#### Texto de partida
>>>>>
Paranal se beneficia además de la inversión térmica causada por la cercanía del Pacífico. El fenómeno genera “una capa de aire que impide que suba la humedad hasta los telescopios”, informa a Sinc Laura Ventura, la astrónoma del ESO que nos guiará en nuestra visita a este buque insignia de la ciencia europea.
Laura nos había recibido esa tarde al otro lado del control de acceso a Paranal. Llevábamos horas conduciendo a través de páramos jalonado por animitas –los altares a los muertos en accidentes de tráfico– y fantasmas de las víctimas de Pinochet.
La última etapa la cubrimos en carreteras trazadas en un desierto marciano. Después de aparcar y bajar los bártulos, la seguimos por una rampa abierta en la falda del cerro. La rampa se hunde en el suelo polvoriento y se curva en torno a un oasis subterráneo de vegetación tropical, palmeras y piscina incluida, tenuemente iluminada por una cúpula acristalada, y desemboca en un vestíbulo espacioso, con sofás y mesas pertrechadas con la prensa internacional.
A la izquierda, una cafetería abierta las 24 horas; a la derecha, los corredores a media luz que llevan a los dormitorios. Es la residencia de los más de cien profesionales que trabajan en Paranal.
<<<<<
#### Material proporcionado
>>>>>
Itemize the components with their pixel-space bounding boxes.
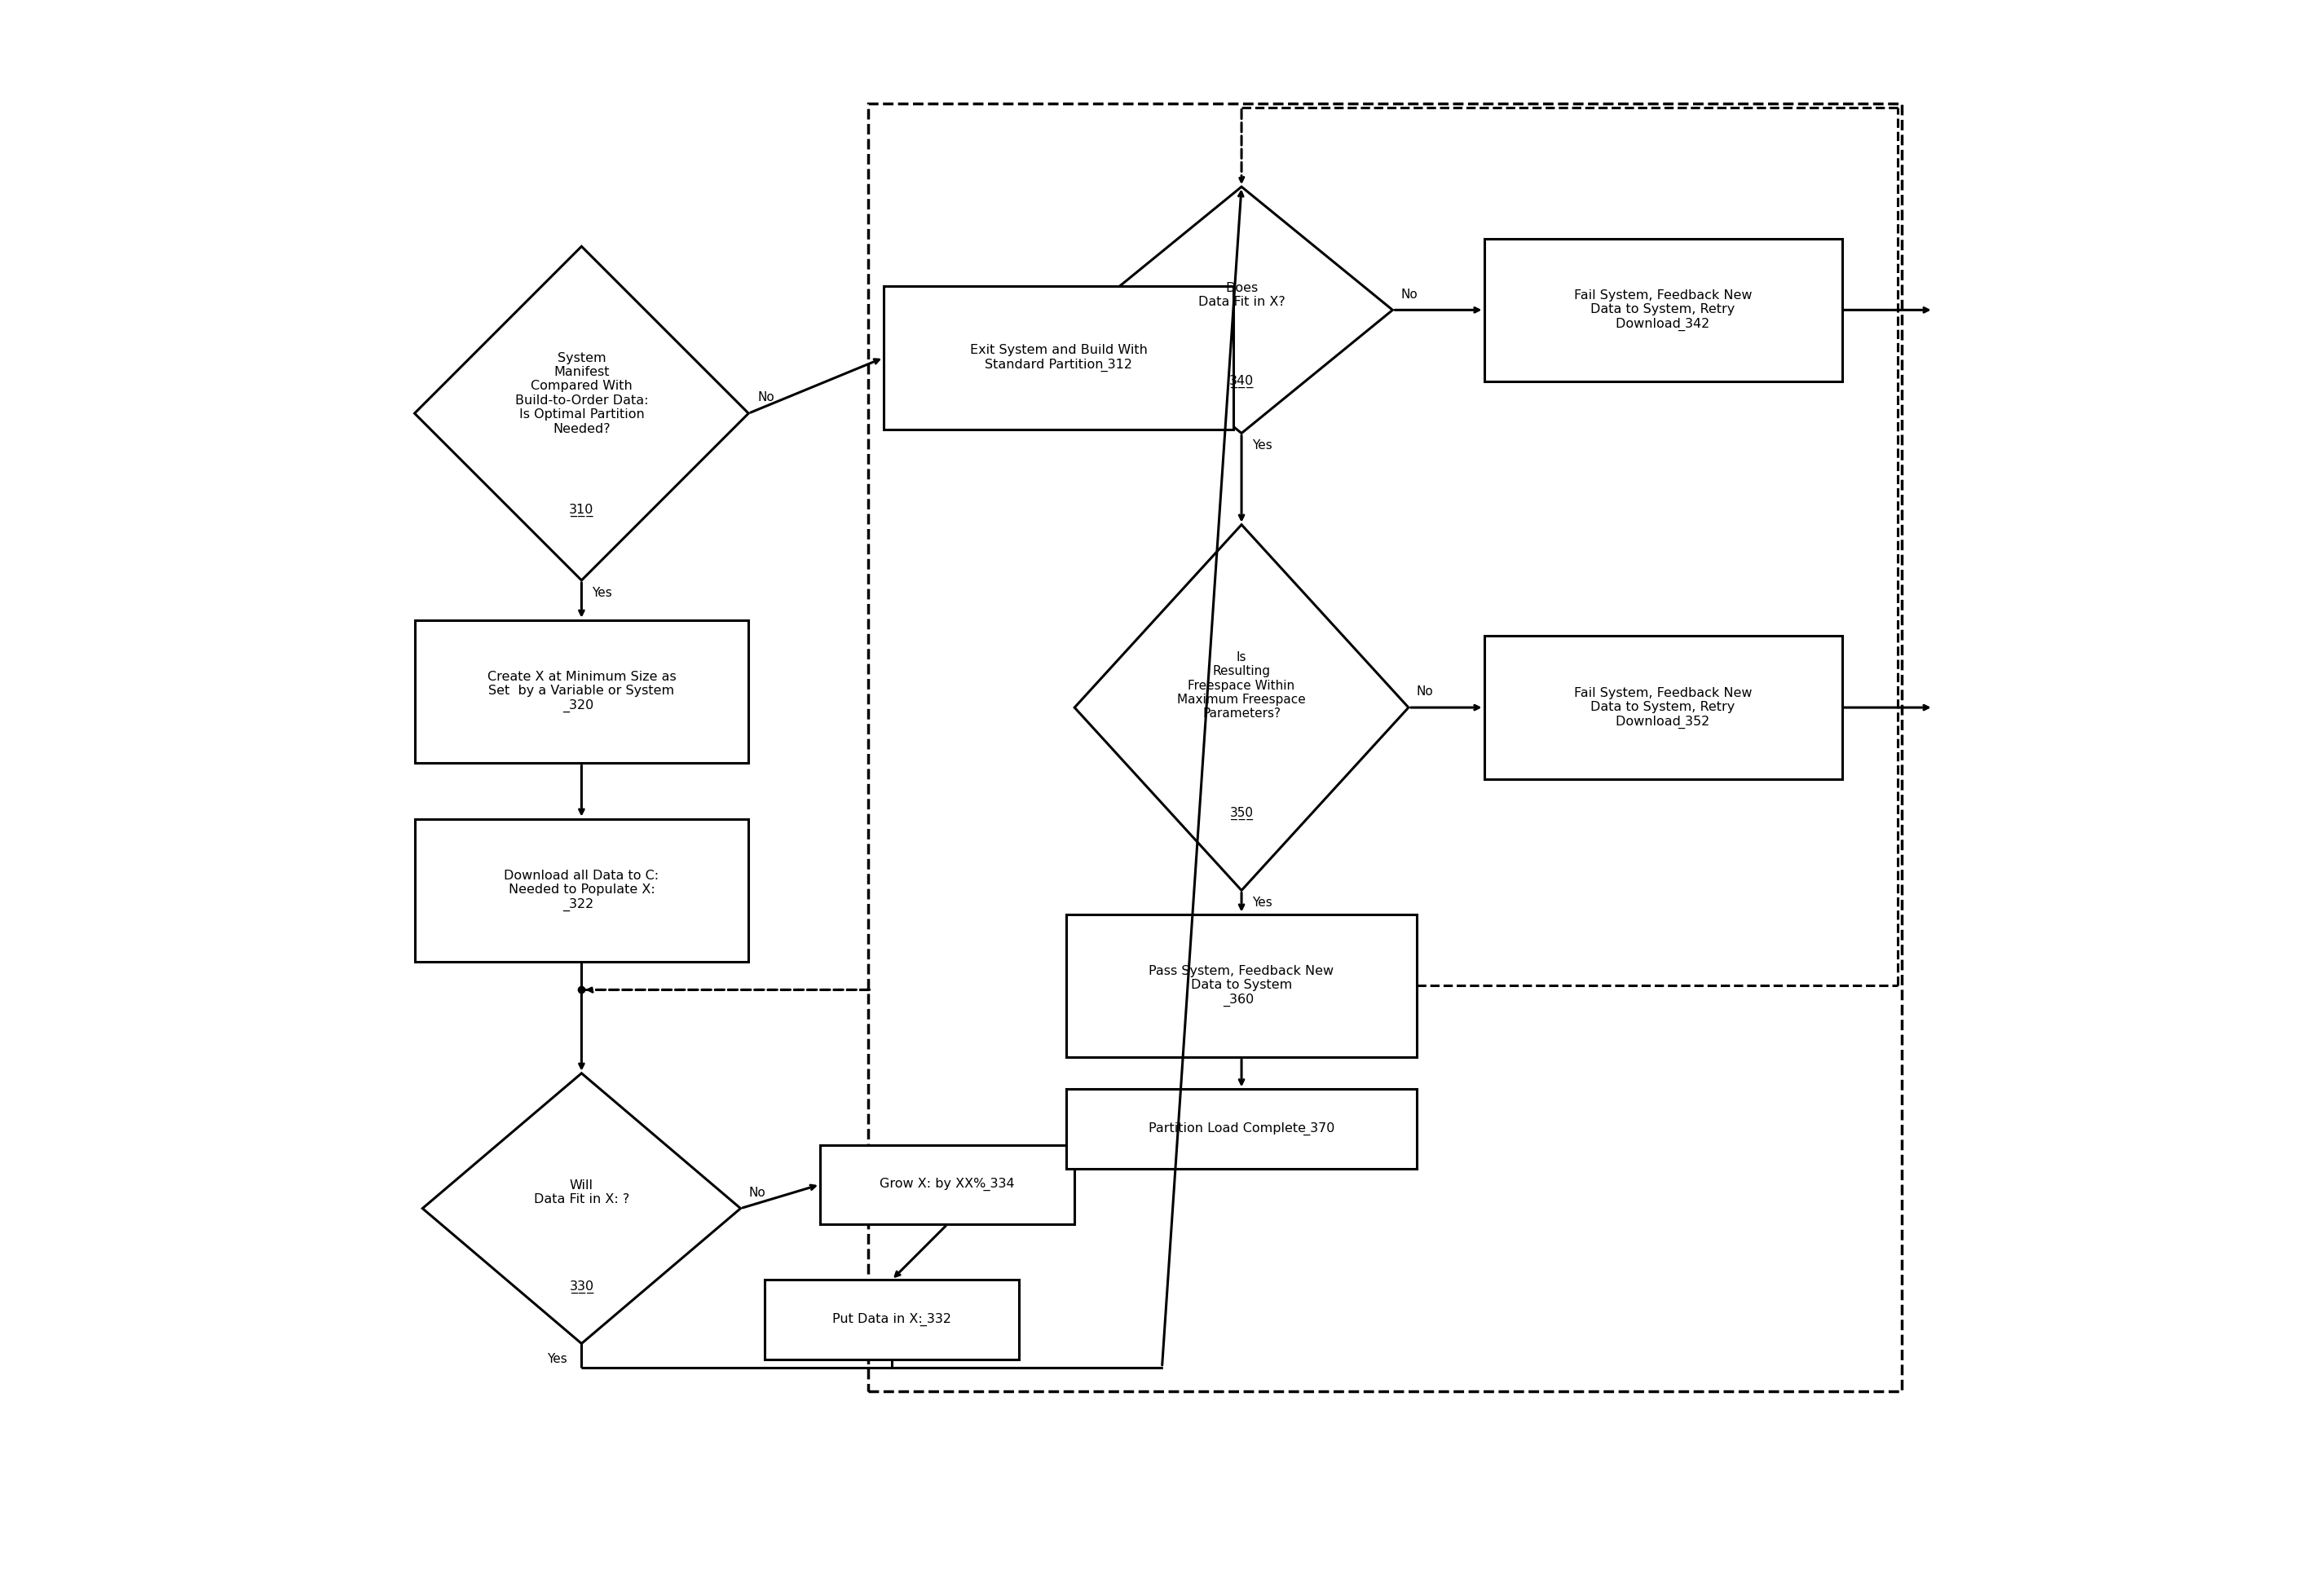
<<<<<
#### Tus instrucciones
Imprime tal cual el pasaje del texto sobre Paranal que va desde "Paranal se beneficia" hasta "la ciencia europea.", incluidos ambos. Estas líneas proceden de otra fuente.

#### Respuesta escrita
Paranal se beneficia además de la inversión térmica causada por la cercanía del Pacífico. El fenómeno genera “una capa de aire que impide que suba la humedad hasta los telescopios”, informa a Sinc Laura Ventura, la astrónoma del ESO que nos guiará en nuestra visita a este buque insignia de la ciencia europea.